TASK DESCRIPTION: Below is a block of records; reproduce all of them exactly and leave out any pictures.

(Stored data)
+++++

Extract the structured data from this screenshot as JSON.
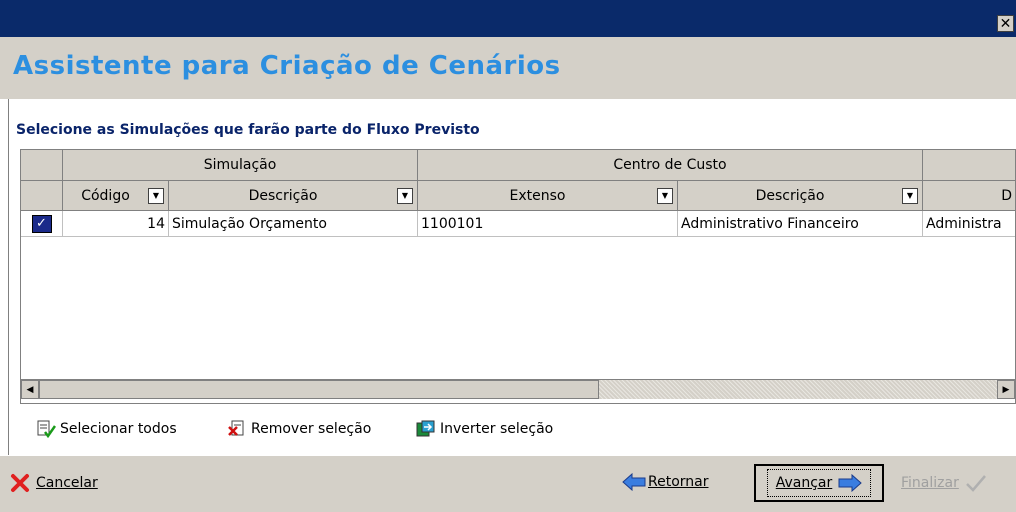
{
  "window": {
    "close_glyph": "✕"
  },
  "header": {
    "title": "Assistente para Criação de Cenários"
  },
  "section": {
    "title": "Selecione as Simulações que farão parte do Fluxo Previsto"
  },
  "grid": {
    "group_headers": {
      "simulacao": "Simulação",
      "centro_custo": "Centro de Custo"
    },
    "columns": {
      "codigo": "Código",
      "descricao": "Descrição",
      "extenso": "Extenso",
      "cc_descricao": "Descrição",
      "extra": "D"
    },
    "rows": [
      {
        "checked": true,
        "codigo": "14",
        "descricao": "Simulação Orçamento",
        "extenso": "1100101",
        "cc_descricao": "Administrativo Financeiro",
        "extra": "Administra"
      }
    ]
  },
  "actions": {
    "select_all": "Selecionar todos",
    "remove_selection": "Remover seleção",
    "invert_selection": "Inverter seleção"
  },
  "footer": {
    "cancel": "Cancelar",
    "back": "Retornar",
    "next": "Avançar",
    "finish": "Finalizar"
  },
  "colors": {
    "title_bar": "#0a2a6a",
    "header_title": "#2c8fe0",
    "section_title": "#0a246a",
    "panel": "#d4d0c8"
  }
}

+++++

PROBLEM SOLUTION:
Extract the structured data from this screenshot as JSON.
{
  "window": {
    "close_glyph": "✕"
  },
  "header": {
    "title": "Assistente para Criação de Cenários"
  },
  "section": {
    "title": "Selecione as Simulações que farão parte do Fluxo Previsto"
  },
  "grid": {
    "group_headers": {
      "simulacao": "Simulação",
      "centro_custo": "Centro de Custo"
    },
    "columns": {
      "codigo": "Código",
      "descricao": "Descrição",
      "extenso": "Extenso",
      "cc_descricao": "Descrição",
      "extra": "D"
    },
    "rows": [
      {
        "checked": true,
        "codigo": "14",
        "descricao": "Simulação Orçamento",
        "extenso": "1100101",
        "cc_descricao": "Administrativo Financeiro",
        "extra": "Administra"
      }
    ]
  },
  "actions": {
    "select_all": "Selecionar todos",
    "remove_selection": "Remover seleção",
    "invert_selection": "Inverter seleção"
  },
  "footer": {
    "cancel": "Cancelar",
    "back": "Retornar",
    "next": "Avançar",
    "finish": "Finalizar"
  },
  "colors": {
    "title_bar": "#0a2a6a",
    "header_title": "#2c8fe0",
    "section_title": "#0a246a",
    "panel": "#d4d0c8"
  }
}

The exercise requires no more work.